## Work to complete
Pull every line with the word "USGS" out of the entries below.
"""
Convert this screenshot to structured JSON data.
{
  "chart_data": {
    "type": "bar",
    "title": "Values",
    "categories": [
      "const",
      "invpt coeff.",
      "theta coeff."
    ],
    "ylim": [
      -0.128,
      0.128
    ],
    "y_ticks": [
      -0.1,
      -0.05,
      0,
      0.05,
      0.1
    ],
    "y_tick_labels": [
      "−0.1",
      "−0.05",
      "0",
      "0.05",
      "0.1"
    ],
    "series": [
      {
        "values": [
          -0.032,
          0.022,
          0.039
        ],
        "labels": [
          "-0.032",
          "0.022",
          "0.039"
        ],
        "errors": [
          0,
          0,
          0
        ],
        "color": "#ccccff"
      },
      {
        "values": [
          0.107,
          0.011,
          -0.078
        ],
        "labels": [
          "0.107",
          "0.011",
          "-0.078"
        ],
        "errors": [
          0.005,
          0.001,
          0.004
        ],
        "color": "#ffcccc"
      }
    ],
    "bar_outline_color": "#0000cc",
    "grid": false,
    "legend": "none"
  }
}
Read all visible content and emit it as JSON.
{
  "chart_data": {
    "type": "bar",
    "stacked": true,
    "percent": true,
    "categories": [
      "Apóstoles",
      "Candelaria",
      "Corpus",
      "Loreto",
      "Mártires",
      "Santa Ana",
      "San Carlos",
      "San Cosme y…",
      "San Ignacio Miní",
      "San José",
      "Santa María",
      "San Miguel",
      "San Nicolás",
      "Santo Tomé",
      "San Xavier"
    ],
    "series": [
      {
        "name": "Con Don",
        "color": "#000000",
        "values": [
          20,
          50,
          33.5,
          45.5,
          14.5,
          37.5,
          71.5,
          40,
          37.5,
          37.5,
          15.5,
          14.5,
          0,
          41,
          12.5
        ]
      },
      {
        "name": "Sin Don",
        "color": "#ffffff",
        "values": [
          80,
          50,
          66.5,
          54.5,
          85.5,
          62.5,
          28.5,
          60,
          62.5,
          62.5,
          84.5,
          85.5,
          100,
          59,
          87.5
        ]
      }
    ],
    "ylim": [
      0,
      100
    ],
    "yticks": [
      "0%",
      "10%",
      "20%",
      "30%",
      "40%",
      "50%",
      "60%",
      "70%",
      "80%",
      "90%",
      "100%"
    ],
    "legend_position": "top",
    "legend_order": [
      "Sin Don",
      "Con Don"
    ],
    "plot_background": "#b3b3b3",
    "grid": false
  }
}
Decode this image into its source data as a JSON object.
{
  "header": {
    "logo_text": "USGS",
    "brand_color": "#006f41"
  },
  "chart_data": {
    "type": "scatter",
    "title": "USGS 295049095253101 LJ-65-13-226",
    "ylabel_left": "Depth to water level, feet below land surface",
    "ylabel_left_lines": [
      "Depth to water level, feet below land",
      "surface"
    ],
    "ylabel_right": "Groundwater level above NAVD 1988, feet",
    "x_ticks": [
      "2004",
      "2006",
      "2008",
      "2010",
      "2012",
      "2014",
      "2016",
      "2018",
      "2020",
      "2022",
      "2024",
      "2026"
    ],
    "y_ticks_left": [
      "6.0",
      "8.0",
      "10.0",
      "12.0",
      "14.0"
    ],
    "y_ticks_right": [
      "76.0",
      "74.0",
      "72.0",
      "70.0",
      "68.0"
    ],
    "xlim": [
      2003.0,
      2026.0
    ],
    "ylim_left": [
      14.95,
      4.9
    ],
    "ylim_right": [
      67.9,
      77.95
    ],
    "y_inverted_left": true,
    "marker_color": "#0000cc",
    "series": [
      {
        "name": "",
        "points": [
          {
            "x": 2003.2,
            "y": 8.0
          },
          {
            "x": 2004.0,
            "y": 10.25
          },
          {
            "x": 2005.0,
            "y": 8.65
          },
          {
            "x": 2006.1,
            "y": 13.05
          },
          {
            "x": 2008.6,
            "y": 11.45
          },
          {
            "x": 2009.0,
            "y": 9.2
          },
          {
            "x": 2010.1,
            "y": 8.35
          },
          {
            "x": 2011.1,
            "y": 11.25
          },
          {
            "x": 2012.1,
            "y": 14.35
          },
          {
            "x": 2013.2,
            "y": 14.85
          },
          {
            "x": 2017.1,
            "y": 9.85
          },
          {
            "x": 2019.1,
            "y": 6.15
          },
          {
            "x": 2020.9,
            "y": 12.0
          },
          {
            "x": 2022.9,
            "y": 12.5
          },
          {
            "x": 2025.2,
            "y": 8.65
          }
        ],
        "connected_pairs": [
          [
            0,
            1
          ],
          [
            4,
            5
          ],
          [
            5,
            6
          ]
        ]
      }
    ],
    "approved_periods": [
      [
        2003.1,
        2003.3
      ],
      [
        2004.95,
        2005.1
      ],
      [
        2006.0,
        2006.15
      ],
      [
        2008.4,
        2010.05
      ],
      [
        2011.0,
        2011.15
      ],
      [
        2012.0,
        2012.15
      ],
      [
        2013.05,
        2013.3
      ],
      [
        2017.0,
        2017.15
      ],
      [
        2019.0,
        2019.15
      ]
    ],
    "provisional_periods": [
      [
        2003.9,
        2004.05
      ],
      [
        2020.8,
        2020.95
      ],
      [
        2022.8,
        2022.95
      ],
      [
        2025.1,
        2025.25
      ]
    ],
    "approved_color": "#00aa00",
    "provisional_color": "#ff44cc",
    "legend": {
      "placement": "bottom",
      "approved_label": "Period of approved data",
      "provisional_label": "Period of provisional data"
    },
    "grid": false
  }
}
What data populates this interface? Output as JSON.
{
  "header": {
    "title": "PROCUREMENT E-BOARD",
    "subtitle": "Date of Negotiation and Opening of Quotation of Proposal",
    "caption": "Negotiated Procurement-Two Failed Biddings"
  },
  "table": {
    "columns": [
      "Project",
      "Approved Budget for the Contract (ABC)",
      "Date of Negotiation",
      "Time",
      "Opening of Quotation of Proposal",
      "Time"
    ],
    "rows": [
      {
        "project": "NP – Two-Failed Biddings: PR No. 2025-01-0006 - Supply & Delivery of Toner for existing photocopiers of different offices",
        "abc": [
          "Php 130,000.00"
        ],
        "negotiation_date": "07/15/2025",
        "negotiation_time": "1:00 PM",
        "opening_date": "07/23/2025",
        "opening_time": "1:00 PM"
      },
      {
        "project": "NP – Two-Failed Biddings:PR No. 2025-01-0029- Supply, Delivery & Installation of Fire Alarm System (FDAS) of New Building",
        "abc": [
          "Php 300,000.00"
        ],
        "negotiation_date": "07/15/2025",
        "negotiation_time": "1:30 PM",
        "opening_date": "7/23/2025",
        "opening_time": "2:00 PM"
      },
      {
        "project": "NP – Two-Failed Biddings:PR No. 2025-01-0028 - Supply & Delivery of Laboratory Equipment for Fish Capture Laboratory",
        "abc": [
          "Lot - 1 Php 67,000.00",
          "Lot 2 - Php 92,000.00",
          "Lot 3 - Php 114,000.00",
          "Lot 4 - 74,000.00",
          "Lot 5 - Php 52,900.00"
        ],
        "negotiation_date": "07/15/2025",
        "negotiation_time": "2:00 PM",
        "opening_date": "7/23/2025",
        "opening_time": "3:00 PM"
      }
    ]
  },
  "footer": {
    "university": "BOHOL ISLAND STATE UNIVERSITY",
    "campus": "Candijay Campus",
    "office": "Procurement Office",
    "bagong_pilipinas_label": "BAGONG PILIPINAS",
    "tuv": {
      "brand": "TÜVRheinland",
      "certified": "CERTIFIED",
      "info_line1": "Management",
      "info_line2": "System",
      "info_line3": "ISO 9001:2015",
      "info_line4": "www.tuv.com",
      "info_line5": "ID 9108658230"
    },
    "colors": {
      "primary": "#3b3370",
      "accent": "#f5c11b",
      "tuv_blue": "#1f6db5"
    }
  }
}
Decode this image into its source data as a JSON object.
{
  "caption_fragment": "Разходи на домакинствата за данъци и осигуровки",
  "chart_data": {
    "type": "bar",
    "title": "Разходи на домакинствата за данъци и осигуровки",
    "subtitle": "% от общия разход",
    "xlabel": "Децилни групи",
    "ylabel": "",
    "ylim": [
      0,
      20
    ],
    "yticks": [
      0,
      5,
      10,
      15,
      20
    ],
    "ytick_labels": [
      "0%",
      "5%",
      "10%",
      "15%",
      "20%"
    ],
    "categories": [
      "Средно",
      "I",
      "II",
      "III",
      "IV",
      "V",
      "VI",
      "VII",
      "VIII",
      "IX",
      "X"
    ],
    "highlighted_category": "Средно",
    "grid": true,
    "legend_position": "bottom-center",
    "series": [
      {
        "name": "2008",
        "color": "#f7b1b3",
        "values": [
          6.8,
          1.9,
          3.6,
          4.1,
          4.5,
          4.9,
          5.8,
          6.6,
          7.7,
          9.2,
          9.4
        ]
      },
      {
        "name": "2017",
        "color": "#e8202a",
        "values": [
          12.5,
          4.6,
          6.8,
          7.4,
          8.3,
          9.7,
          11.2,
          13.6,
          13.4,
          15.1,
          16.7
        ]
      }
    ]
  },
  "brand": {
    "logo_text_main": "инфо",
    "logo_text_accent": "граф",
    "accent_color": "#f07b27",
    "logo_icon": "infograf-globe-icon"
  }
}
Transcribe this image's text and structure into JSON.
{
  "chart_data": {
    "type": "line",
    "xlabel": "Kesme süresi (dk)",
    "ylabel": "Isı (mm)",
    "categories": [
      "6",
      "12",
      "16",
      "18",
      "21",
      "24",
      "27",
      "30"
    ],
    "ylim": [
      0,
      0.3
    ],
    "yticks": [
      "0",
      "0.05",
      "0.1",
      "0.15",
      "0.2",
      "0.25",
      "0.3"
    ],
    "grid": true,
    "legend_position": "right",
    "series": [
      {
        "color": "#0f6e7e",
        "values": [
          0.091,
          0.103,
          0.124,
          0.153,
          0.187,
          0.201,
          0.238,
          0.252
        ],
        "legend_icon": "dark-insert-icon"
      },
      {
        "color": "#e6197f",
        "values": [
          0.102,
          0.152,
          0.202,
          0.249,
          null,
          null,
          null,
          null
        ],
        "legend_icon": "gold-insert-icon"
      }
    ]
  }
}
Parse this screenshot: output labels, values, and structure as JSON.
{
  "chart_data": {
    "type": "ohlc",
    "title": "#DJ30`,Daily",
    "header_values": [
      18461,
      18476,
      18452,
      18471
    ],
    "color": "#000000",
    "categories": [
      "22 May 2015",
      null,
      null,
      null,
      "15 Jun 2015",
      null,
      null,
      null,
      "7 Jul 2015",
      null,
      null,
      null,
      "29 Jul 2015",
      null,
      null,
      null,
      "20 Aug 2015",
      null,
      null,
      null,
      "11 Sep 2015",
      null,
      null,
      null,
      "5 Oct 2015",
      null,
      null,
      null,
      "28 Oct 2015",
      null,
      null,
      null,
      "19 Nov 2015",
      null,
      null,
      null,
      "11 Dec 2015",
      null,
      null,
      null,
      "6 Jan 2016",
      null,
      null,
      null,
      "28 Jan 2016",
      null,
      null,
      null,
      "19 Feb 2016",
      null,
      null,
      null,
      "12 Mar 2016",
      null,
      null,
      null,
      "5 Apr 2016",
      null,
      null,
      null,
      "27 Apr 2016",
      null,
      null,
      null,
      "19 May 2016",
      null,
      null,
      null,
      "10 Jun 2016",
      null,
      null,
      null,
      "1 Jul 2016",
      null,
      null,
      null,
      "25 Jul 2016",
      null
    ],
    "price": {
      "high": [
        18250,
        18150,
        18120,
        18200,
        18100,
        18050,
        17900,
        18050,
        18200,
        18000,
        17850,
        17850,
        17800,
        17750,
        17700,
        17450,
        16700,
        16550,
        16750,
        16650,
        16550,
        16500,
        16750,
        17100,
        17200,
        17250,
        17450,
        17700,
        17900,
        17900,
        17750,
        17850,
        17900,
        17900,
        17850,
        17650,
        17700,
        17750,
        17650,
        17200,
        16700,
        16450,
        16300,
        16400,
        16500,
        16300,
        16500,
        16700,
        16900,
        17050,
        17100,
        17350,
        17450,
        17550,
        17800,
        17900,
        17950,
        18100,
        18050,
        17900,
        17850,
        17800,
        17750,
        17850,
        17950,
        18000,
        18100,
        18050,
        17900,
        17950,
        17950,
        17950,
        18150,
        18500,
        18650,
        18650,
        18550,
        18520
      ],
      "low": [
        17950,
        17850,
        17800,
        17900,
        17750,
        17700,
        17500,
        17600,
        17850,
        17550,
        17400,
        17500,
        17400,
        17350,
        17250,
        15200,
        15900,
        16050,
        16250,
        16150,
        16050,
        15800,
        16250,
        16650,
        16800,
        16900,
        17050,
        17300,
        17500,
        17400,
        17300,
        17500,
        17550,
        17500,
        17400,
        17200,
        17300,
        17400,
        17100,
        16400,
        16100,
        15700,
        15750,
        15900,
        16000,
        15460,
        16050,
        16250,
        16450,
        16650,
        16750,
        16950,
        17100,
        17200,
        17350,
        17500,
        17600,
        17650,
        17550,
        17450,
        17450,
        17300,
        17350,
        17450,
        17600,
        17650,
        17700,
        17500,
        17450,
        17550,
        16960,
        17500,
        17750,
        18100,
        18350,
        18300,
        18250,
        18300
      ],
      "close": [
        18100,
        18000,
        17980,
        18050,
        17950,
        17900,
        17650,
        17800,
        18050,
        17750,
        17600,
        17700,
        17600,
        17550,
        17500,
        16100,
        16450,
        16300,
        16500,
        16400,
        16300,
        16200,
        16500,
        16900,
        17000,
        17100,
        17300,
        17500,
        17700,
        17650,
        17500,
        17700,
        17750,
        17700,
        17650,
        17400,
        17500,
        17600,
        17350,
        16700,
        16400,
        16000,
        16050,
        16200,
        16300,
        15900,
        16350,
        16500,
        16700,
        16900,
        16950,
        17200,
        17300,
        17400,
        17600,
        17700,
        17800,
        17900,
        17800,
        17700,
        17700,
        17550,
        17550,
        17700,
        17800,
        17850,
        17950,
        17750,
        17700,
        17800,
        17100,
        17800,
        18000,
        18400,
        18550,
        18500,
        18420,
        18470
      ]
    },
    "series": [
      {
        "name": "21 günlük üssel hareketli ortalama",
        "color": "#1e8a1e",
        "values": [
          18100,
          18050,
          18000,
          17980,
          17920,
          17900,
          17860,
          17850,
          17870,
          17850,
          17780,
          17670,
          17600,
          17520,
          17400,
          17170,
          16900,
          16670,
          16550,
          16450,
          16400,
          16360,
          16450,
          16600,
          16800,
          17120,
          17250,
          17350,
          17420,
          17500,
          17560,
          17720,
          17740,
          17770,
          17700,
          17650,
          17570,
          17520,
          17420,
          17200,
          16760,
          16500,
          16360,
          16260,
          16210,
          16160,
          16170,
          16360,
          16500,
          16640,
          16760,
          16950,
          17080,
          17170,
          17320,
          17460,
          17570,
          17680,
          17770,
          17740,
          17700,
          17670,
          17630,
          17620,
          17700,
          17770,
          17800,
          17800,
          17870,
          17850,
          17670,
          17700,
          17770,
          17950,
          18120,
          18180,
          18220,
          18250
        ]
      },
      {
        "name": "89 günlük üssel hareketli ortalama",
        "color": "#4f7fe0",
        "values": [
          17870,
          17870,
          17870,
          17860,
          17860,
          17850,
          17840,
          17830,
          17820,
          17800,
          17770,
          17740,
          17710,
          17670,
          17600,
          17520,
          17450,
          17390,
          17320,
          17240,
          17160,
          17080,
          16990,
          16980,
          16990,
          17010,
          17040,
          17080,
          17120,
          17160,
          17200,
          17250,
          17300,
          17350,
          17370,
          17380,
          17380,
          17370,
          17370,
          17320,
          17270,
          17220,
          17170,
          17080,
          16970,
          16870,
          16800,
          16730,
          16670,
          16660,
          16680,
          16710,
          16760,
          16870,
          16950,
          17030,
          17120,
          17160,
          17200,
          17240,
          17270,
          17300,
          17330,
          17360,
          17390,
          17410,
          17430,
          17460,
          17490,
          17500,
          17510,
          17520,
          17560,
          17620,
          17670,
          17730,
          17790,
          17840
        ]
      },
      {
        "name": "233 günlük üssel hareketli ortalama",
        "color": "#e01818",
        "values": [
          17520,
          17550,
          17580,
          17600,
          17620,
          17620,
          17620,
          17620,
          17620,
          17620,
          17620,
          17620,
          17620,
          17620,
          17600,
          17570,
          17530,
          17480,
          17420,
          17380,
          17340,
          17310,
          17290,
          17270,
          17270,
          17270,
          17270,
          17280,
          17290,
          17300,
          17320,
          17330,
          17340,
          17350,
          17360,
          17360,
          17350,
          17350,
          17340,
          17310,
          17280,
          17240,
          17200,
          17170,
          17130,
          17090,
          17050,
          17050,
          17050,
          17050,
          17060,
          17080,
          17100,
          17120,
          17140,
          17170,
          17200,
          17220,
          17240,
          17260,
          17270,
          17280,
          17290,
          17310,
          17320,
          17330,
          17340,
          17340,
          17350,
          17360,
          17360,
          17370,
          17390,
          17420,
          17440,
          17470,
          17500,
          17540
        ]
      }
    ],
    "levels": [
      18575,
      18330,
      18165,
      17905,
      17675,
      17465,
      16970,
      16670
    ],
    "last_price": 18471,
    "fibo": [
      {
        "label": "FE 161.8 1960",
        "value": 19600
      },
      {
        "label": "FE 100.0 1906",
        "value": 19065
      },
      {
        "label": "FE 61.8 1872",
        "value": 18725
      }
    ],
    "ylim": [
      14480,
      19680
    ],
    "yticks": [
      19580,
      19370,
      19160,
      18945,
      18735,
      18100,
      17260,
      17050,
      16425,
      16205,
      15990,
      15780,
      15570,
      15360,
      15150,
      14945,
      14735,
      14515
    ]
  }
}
"""
## Written response
    "logo_text": "USGS",
    "title": "USGS 295049095253101 LJ-65-13-226",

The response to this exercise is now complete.